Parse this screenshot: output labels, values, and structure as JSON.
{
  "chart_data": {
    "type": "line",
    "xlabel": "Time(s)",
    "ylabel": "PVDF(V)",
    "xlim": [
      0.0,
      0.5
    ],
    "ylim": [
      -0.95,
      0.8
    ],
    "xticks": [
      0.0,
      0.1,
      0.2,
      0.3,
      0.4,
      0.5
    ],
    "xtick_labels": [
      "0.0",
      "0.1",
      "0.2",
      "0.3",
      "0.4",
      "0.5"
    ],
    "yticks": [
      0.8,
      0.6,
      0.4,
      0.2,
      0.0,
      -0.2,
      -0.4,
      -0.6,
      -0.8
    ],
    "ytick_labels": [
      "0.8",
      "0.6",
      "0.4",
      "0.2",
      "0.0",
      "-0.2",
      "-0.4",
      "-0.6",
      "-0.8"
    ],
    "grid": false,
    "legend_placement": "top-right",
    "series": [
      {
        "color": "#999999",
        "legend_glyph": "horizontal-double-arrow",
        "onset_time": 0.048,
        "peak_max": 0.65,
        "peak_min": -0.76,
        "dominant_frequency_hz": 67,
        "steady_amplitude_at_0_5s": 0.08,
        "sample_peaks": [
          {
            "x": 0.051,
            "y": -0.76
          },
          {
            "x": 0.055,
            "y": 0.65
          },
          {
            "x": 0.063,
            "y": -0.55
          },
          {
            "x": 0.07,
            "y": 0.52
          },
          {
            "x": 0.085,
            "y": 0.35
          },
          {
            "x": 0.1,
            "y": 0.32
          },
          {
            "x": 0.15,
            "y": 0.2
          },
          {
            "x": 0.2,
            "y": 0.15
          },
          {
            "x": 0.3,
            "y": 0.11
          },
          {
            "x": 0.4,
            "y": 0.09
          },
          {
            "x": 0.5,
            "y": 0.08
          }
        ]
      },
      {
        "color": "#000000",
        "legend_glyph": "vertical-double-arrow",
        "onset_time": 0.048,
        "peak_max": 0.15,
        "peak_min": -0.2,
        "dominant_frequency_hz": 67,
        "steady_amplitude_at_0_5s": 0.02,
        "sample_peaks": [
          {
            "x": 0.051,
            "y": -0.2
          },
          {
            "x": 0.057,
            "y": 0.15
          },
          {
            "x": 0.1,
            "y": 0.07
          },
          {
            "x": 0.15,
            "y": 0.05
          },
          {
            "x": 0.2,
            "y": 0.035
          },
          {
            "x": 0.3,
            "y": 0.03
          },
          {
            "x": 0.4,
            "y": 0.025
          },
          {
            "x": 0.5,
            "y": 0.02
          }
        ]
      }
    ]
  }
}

:::::

* _WHAT IS NEEDED_: Type out the entries again, word for word.

* _TASK OUTPUT_:
Parse this screenshot: output labels, values, and structure as JSON.
{
  "chart_data": {
    "type": "line",
    "xlabel": "Time(s)",
    "ylabel": "PVDF(V)",
    "xlim": [
      0.0,
      0.5
    ],
    "ylim": [
      -0.95,
      0.8
    ],
    "xticks": [
      0.0,
      0.1,
      0.2,
      0.3,
      0.4,
      0.5
    ],
    "xtick_labels": [
      "0.0",
      "0.1",
      "0.2",
      "0.3",
      "0.4",
      "0.5"
    ],
    "yticks": [
      0.8,
      0.6,
      0.4,
      0.2,
      0.0,
      -0.2,
      -0.4,
      -0.6,
      -0.8
    ],
    "ytick_labels": [
      "0.8",
      "0.6",
      "0.4",
      "0.2",
      "0.0",
      "-0.2",
      "-0.4",
      "-0.6",
      "-0.8"
    ],
    "grid": false,
    "legend_placement": "top-right",
    "series": [
      {
        "color": "#999999",
        "legend_glyph": "horizontal-double-arrow",
        "onset_time": 0.048,
        "peak_max": 0.65,
        "peak_min": -0.76,
        "dominant_frequency_hz": 67,
        "steady_amplitude_at_0_5s": 0.08,
        "sample_peaks": [
          {
            "x": 0.051,
            "y": -0.76
          },
          {
            "x": 0.055,
            "y": 0.65
          },
          {
            "x": 0.063,
            "y": -0.55
          },
          {
            "x": 0.07,
            "y": 0.52
          },
          {
            "x": 0.085,
            "y": 0.35
          },
          {
            "x": 0.1,
            "y": 0.32
          },
          {
            "x": 0.15,
            "y": 0.2
          },
          {
            "x": 0.2,
            "y": 0.15
          },
          {
            "x": 0.3,
            "y": 0.11
          },
          {
            "x": 0.4,
            "y": 0.09
          },
          {
            "x": 0.5,
            "y": 0.08
          }
        ]
      },
      {
        "color": "#000000",
        "legend_glyph": "vertical-double-arrow",
        "onset_time": 0.048,
        "peak_max": 0.15,
        "peak_min": -0.2,
        "dominant_frequency_hz": 67,
        "steady_amplitude_at_0_5s": 0.02,
        "sample_peaks": [
          {
            "x": 0.051,
            "y": -0.2
          },
          {
            "x": 0.057,
            "y": 0.15
          },
          {
            "x": 0.1,
            "y": 0.07
          },
          {
            "x": 0.15,
            "y": 0.05
          },
          {
            "x": 0.2,
            "y": 0.035
          },
          {
            "x": 0.3,
            "y": 0.03
          },
          {
            "x": 0.4,
            "y": 0.025
          },
          {
            "x": 0.5,
            "y": 0.02
          }
        ]
      }
    ]
  }
}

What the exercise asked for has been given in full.